■ EXERCISE TASK:
Reproduce, word for word, every line starting at the line that contains "Extract the structured" and ending with the final line of the entries.

■ DATASET ENTRIES:
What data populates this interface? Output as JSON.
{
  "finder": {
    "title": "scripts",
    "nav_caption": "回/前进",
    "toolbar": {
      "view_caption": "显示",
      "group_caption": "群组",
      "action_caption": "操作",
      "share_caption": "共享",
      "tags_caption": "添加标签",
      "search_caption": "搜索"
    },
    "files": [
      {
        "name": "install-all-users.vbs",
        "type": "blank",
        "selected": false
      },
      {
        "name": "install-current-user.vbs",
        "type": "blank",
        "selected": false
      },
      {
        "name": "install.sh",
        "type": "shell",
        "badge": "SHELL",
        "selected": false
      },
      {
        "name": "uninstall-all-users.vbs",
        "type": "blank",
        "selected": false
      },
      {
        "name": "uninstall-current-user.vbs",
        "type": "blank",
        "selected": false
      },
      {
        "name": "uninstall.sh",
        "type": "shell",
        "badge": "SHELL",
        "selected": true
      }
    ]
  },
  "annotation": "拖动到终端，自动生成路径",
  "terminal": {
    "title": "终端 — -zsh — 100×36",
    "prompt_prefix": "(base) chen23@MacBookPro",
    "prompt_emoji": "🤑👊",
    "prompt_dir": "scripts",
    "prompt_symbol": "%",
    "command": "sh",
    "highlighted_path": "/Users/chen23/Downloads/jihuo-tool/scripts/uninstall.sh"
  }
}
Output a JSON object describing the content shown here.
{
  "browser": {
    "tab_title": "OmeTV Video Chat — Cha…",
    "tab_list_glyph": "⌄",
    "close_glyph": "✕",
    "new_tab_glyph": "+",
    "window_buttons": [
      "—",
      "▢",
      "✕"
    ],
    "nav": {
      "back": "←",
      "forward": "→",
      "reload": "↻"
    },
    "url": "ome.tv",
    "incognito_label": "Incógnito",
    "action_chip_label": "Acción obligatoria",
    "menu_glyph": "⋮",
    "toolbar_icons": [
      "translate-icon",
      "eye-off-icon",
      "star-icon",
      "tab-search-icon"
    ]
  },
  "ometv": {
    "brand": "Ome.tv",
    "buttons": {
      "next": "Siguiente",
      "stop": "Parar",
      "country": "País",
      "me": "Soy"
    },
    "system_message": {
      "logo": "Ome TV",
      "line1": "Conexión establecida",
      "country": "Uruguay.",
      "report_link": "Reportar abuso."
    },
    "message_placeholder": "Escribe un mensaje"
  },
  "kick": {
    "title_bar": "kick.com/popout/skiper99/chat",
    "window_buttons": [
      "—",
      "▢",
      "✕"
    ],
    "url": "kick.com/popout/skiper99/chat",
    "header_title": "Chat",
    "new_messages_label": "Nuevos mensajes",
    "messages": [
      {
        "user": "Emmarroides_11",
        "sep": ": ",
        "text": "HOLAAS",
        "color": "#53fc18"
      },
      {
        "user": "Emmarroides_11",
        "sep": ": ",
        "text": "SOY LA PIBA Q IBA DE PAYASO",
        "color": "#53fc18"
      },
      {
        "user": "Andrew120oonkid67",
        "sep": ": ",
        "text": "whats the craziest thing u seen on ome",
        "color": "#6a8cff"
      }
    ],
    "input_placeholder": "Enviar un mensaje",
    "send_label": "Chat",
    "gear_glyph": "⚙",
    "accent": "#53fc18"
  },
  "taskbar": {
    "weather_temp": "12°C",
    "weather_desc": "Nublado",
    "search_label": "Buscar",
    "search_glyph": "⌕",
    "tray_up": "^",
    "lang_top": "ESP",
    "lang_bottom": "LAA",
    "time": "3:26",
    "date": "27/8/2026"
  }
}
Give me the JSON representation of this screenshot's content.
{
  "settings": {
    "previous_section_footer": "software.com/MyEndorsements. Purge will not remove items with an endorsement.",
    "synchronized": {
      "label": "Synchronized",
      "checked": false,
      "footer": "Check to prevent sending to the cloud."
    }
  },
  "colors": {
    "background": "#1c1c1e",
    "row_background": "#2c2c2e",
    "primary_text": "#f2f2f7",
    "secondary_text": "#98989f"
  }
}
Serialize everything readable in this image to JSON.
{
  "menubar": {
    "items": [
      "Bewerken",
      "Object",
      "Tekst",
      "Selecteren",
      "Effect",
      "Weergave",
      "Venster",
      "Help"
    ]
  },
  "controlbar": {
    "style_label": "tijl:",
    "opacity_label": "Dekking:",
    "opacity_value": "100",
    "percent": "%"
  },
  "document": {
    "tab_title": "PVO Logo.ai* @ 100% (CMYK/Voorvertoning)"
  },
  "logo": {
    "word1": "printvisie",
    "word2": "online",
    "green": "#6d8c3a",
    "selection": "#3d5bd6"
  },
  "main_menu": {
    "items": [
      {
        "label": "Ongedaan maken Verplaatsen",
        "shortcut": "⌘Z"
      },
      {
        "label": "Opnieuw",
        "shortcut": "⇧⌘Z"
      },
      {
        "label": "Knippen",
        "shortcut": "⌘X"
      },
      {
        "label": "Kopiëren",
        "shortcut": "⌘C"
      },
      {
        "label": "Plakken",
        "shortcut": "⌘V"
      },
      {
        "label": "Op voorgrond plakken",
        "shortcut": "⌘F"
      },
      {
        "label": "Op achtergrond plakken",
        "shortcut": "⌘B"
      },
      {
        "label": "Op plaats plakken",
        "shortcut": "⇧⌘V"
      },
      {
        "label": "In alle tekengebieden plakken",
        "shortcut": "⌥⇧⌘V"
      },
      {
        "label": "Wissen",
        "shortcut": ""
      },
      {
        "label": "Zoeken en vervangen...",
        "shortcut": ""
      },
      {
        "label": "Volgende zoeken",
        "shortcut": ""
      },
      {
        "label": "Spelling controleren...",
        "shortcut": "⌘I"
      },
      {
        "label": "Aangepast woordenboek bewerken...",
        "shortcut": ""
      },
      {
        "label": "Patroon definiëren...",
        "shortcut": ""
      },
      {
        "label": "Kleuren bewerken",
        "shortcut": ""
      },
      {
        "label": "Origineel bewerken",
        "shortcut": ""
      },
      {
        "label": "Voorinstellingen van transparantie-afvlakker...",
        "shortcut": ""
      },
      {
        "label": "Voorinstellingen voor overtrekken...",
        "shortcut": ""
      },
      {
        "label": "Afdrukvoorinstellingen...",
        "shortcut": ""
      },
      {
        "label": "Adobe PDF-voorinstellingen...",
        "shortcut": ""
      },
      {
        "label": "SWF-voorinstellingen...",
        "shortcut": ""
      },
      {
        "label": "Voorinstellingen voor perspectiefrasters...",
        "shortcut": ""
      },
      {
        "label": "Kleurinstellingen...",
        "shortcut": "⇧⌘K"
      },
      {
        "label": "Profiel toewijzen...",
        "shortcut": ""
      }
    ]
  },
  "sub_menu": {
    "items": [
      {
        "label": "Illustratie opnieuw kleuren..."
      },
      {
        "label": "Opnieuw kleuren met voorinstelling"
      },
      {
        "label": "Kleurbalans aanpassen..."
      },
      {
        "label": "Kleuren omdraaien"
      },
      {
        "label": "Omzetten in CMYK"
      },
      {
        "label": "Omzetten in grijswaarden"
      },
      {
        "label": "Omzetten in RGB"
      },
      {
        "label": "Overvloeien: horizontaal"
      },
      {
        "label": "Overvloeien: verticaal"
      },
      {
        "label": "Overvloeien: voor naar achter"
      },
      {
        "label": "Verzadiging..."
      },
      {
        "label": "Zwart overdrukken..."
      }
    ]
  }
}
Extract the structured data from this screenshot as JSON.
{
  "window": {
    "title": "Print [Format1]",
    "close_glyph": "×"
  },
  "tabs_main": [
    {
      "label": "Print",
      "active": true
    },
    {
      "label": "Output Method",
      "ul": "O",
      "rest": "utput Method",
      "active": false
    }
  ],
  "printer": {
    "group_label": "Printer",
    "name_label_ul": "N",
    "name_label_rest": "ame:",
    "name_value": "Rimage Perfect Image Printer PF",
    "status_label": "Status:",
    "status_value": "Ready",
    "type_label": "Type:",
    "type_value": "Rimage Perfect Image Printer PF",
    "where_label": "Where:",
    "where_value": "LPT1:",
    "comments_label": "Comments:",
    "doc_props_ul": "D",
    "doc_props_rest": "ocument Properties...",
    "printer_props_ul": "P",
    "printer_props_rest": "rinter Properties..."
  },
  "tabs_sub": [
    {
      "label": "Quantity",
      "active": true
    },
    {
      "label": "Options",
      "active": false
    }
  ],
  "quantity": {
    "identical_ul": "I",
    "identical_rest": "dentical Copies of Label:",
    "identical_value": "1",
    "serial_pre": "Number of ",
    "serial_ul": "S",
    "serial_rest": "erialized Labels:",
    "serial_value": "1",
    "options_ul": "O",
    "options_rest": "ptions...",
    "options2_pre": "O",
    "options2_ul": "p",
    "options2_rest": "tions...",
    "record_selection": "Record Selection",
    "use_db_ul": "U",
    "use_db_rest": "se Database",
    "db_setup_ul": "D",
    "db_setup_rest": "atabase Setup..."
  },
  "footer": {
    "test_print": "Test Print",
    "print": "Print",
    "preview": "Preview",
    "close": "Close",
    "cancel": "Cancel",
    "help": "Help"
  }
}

■ SOLUTION TO THE EXERCISE:
Extract the structured data from this screenshot as JSON.
{
  "window": {
    "title": "Print [Format1]",
    "close_glyph": "×"
  },
  "tabs_main": [
    {
      "label": "Print",
      "active": true
    },
    {
      "label": "Output Method",
      "ul": "O",
      "rest": "utput Method",
      "active": false
    }
  ],
  "printer": {
    "group_label": "Printer",
    "name_label_ul": "N",
    "name_label_rest": "ame:",
    "name_value": "Rimage Perfect Image Printer PF",
    "status_label": "Status:",
    "status_value": "Ready",
    "type_label": "Type:",
    "type_value": "Rimage Perfect Image Printer PF",
    "where_label": "Where:",
    "where_value": "LPT1:",
    "comments_label": "Comments:",
    "doc_props_ul": "D",
    "doc_props_rest": "ocument Properties...",
    "printer_props_ul": "P",
    "printer_props_rest": "rinter Properties..."
  },
  "tabs_sub": [
    {
      "label": "Quantity",
      "active": true
    },
    {
      "label": "Options",
      "active": false
    }
  ],
  "quantity": {
    "identical_ul": "I",
    "identical_rest": "dentical Copies of Label:",
    "identical_value": "1",
    "serial_pre": "Number of ",
    "serial_ul": "S",
    "serial_rest": "erialized Labels:",
    "serial_value": "1",
    "options_ul": "O",
    "options_rest": "ptions...",
    "options2_pre": "O",
    "options2_ul": "p",
    "options2_rest": "tions...",
    "record_selection": "Record Selection",
    "use_db_ul": "U",
    "use_db_rest": "se Database",
    "db_setup_ul": "D",
    "db_setup_rest": "atabase Setup..."
  },
  "footer": {
    "test_print": "Test Print",
    "print": "Print",
    "preview": "Preview",
    "close": "Close",
    "cancel": "Cancel",
    "help": "Help"
  }
}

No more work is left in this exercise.